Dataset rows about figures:
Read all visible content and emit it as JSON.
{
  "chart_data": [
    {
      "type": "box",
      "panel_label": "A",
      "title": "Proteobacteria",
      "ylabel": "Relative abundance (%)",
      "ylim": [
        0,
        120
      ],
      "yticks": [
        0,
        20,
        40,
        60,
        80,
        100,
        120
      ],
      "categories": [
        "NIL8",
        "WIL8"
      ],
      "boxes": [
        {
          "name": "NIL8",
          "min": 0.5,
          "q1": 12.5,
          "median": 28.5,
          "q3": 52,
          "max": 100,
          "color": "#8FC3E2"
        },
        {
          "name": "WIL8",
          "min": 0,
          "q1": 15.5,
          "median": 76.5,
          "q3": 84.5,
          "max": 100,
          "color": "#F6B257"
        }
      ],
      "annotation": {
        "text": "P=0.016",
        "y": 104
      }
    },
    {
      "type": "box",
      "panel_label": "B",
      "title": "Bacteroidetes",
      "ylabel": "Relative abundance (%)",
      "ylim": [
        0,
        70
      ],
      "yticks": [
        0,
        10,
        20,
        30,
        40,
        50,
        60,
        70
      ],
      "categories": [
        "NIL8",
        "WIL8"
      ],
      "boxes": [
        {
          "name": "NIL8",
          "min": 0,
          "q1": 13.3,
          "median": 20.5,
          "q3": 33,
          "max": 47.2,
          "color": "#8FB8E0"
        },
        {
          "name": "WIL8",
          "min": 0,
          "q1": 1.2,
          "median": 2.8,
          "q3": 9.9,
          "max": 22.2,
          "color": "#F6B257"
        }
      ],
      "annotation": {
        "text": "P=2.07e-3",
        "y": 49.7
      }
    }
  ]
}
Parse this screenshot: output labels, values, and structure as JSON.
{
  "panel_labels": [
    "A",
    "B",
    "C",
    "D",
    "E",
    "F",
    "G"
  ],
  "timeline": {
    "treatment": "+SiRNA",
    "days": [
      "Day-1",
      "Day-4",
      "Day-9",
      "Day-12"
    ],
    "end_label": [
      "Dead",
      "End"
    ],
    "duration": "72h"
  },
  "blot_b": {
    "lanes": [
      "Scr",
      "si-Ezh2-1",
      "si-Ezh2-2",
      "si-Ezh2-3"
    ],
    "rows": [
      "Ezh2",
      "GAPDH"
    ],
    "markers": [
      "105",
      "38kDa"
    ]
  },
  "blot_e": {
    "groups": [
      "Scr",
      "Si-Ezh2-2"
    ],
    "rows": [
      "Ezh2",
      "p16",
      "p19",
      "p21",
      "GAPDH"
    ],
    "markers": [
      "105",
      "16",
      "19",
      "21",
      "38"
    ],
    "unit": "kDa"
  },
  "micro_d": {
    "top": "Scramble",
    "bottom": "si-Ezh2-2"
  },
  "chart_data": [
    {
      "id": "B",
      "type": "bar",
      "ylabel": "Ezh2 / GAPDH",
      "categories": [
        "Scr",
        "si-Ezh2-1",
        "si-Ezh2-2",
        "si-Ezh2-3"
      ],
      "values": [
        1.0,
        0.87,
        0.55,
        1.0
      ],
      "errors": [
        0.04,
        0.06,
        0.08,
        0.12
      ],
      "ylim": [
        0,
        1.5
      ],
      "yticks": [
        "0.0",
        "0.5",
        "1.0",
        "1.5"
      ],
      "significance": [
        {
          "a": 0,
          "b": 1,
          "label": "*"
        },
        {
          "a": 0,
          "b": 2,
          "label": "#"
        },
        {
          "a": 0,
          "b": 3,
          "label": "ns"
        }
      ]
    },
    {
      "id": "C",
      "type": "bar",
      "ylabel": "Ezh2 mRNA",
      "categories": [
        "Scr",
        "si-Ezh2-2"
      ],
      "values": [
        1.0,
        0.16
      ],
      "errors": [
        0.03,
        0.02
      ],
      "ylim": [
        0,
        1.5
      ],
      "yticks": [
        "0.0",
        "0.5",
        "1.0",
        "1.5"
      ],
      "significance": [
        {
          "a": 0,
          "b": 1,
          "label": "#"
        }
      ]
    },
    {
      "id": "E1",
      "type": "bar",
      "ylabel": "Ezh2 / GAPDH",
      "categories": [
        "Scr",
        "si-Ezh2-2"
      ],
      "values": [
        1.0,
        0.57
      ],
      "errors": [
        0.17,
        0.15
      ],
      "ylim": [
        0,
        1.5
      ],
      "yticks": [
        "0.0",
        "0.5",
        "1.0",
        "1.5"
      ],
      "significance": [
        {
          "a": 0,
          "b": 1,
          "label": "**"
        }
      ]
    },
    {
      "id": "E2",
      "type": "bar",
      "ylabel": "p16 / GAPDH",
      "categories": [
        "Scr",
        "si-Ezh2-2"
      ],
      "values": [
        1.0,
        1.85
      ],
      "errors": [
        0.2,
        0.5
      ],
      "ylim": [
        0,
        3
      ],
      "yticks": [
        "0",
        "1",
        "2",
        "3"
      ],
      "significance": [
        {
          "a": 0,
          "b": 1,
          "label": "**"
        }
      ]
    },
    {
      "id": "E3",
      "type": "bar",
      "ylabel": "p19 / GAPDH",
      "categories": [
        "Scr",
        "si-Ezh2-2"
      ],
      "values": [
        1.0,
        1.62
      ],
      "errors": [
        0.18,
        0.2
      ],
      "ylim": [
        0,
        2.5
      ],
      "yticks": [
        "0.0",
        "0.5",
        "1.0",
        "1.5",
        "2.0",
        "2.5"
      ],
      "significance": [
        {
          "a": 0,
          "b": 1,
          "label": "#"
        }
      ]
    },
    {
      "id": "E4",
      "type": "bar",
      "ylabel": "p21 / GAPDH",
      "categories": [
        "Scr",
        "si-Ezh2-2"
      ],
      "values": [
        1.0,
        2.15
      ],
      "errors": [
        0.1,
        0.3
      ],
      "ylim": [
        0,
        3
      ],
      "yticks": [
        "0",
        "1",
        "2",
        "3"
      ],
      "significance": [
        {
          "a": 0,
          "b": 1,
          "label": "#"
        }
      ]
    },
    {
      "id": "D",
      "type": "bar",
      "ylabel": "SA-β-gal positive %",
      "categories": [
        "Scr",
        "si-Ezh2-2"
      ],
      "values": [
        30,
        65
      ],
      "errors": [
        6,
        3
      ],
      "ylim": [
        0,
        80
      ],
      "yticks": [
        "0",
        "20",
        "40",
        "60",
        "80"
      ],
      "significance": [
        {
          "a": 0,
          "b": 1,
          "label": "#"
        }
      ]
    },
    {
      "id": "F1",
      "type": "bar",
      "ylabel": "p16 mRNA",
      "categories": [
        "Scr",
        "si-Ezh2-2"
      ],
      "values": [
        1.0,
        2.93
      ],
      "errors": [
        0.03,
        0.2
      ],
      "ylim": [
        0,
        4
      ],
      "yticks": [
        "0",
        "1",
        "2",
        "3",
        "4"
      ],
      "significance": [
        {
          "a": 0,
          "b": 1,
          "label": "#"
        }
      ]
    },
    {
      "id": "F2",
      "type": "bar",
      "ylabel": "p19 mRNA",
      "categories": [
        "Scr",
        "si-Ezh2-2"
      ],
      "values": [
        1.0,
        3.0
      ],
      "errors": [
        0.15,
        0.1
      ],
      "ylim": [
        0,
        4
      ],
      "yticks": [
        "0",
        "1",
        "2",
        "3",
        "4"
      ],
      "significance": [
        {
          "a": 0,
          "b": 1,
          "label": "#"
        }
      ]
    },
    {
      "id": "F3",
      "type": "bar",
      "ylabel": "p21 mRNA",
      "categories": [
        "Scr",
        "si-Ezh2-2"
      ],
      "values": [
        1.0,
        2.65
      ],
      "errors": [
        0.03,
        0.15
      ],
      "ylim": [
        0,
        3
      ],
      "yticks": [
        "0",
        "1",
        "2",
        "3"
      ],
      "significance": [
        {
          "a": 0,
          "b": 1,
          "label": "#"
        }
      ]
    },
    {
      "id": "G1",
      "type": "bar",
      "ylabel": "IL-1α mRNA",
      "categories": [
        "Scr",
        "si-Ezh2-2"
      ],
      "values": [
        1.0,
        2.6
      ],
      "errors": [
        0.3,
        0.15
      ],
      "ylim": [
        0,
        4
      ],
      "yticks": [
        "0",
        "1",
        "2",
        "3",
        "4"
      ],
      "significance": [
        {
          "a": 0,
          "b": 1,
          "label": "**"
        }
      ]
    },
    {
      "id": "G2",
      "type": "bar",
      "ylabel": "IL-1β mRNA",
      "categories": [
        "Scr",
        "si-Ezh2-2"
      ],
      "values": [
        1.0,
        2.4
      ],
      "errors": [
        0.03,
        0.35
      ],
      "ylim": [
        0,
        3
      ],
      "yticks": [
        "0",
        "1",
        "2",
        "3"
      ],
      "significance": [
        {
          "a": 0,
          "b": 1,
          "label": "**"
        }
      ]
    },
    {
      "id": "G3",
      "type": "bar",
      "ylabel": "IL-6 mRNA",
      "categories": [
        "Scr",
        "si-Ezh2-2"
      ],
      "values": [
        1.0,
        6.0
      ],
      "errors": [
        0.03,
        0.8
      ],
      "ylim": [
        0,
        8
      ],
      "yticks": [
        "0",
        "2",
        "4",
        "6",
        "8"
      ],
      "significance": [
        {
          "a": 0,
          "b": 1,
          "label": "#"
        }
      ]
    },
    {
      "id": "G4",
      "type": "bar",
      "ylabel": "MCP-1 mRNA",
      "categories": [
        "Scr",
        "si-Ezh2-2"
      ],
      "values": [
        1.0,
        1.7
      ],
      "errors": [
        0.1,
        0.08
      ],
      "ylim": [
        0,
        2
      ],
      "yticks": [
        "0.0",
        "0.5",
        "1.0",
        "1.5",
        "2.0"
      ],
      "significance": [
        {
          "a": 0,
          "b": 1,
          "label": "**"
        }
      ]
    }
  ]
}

◆ What needs to be done ◆
Search the data above for the string "mRNA" and copy each line that has it.

◆ Response ◆
      "ylabel": "Ezh2 mRNA",
      "ylabel": "p16 mRNA",
      "ylabel": "p19 mRNA",
      "ylabel": "p21 mRNA",
      "ylabel": "IL-1α mRNA",
      "ylabel": "IL-1β mRNA",
      "ylabel": "IL-6 mRNA",
      "ylabel": "MCP-1 mRNA",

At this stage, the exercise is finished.